:: Records for this task ::

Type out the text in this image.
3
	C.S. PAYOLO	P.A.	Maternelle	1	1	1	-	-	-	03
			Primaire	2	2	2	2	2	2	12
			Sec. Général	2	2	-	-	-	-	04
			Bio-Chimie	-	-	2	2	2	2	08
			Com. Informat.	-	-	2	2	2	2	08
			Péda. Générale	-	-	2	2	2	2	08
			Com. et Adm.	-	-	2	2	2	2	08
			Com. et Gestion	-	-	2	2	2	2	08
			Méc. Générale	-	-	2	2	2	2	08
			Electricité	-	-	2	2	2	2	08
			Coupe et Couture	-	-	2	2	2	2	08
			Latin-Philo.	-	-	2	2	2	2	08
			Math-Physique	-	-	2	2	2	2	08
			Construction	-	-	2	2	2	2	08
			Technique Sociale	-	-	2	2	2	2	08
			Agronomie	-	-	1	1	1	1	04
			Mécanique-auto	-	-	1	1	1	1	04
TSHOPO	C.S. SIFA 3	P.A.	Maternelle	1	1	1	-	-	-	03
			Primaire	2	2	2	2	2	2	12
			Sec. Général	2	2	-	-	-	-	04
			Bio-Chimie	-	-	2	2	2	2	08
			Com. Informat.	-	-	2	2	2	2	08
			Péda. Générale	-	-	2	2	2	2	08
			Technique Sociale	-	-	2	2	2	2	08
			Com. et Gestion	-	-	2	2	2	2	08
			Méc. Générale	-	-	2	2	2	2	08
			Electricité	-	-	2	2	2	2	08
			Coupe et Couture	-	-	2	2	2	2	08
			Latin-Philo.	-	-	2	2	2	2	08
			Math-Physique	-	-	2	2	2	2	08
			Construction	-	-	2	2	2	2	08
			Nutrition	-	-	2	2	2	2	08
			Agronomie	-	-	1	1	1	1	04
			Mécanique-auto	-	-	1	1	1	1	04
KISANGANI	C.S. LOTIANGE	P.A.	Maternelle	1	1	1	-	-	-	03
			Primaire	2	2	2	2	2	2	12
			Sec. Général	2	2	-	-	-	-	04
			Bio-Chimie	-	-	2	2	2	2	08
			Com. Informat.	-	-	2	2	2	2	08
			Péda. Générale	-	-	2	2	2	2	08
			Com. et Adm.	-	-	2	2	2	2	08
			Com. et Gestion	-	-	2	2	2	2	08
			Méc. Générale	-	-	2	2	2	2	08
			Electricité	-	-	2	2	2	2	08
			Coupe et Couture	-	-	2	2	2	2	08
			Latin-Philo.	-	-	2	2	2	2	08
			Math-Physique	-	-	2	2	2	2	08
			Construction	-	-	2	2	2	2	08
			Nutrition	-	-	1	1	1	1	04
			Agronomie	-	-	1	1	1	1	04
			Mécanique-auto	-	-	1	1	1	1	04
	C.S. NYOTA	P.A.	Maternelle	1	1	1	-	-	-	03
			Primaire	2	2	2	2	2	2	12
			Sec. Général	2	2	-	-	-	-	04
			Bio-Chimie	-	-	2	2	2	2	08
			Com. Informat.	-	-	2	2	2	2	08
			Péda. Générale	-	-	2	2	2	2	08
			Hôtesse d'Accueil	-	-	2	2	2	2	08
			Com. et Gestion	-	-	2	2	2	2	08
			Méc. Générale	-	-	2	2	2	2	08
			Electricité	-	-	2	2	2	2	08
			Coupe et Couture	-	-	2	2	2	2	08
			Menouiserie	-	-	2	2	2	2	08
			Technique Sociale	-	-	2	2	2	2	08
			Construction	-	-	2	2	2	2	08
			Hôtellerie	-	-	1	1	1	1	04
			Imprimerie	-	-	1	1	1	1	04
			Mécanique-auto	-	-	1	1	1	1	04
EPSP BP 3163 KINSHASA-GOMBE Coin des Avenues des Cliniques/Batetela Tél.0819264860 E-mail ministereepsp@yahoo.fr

:::

**Objective**
Your task is to transcribe the material exactly.

**Result for this exercise**
Type out the text in this image.
3
	C.S. PAYOLO	P.A.	Maternelle	1	1	1	-	-	-	03
			Primaire	2	2	2	2	2	2	12
			Sec. Général	2	2	-	-	-	-	04
			Bio-Chimie	-	-	2	2	2	2	08
			Com. Informat.	-	-	2	2	2	2	08
			Péda. Générale	-	-	2	2	2	2	08
			Com. et Adm.	-	-	2	2	2	2	08
			Com. et Gestion	-	-	2	2	2	2	08
			Méc. Générale	-	-	2	2	2	2	08
			Electricité	-	-	2	2	2	2	08
			Coupe et Couture	-	-	2	2	2	2	08
			Latin-Philo.	-	-	2	2	2	2	08
			Math-Physique	-	-	2	2	2	2	08
			Construction	-	-	2	2	2	2	08
			Technique Sociale	-	-	2	2	2	2	08
			Agronomie	-	-	1	1	1	1	04
			Mécanique-auto	-	-	1	1	1	1	04
TSHOPO	C.S. SIFA 3	P.A.	Maternelle	1	1	1	-	-	-	03
			Primaire	2	2	2	2	2	2	12
			Sec. Général	2	2	-	-	-	-	04
			Bio-Chimie	-	-	2	2	2	2	08
			Com. Informat.	-	-	2	2	2	2	08
			Péda. Générale	-	-	2	2	2	2	08
			Technique Sociale	-	-	2	2	2	2	08
			Com. et Gestion	-	-	2	2	2	2	08
			Méc. Générale	-	-	2	2	2	2	08
			Electricité	-	-	2	2	2	2	08
			Coupe et Couture	-	-	2	2	2	2	08
			Latin-Philo.	-	-	2	2	2	2	08
			Math-Physique	-	-	2	2	2	2	08
			Construction	-	-	2	2	2	2	08
			Nutrition	-	-	2	2	2	2	08
			Agronomie	-	-	1	1	1	1	04
			Mécanique-auto	-	-	1	1	1	1	04
KISANGANI	C.S. LOTIANGE	P.A.	Maternelle	1	1	1	-	-	-	03
			Primaire	2	2	2	2	2	2	12
			Sec. Général	2	2	-	-	-	-	04
			Bio-Chimie	-	-	2	2	2	2	08
			Com. Informat.	-	-	2	2	2	2	08
			Péda. Générale	-	-	2	2	2	2	08
			Com. et Adm.	-	-	2	2	2	2	08
			Com. et Gestion	-	-	2	2	2	2	08
			Méc. Générale	-	-	2	2	2	2	08
			Electricité	-	-	2	2	2	2	08
			Coupe et Couture	-	-	2	2	2	2	08
			Latin-Philo.	-	-	2	2	2	2	08
			Math-Physique	-	-	2	2	2	2	08
			Construction	-	-	2	2	2	2	08
			Nutrition	-	-	1	1	1	1	04
			Agronomie	-	-	1	1	1	1	04
			Mécanique-auto	-	-	1	1	1	1	04
	C.S. NYOTA	P.A.	Maternelle	1	1	1	-	-	-	03
			Primaire	2	2	2	2	2	2	12
			Sec. Général	2	2	-	-	-	-	04
			Bio-Chimie	-	-	2	2	2	2	08
			Com. Informat.	-	-	2	2	2	2	08
			Péda. Générale	-	-	2	2	2	2	08
			Hôtesse d'Accueil	-	-	2	2	2	2	08
			Com. et Gestion	-	-	2	2	2	2	08
			Méc. Générale	-	-	2	2	2	2	08
			Electricité	-	-	2	2	2	2	08
			Coupe et Couture	-	-	2	2	2	2	08
			Menouiserie	-	-	2	2	2	2	08
			Technique Sociale	-	-	2	2	2	2	08
			Construction	-	-	2	2	2	2	08
			Hôtellerie	-	-	1	1	1	1	04
			Imprimerie	-	-	1	1	1	1	04
			Mécanique-auto	-	-	1	1	1	1	04
EPSP BP 3163 KINSHASA-GOMBE Coin des Avenues des Cliniques/Batetela Tél.0819264860 E-mail ministereepsp@yahoo.fr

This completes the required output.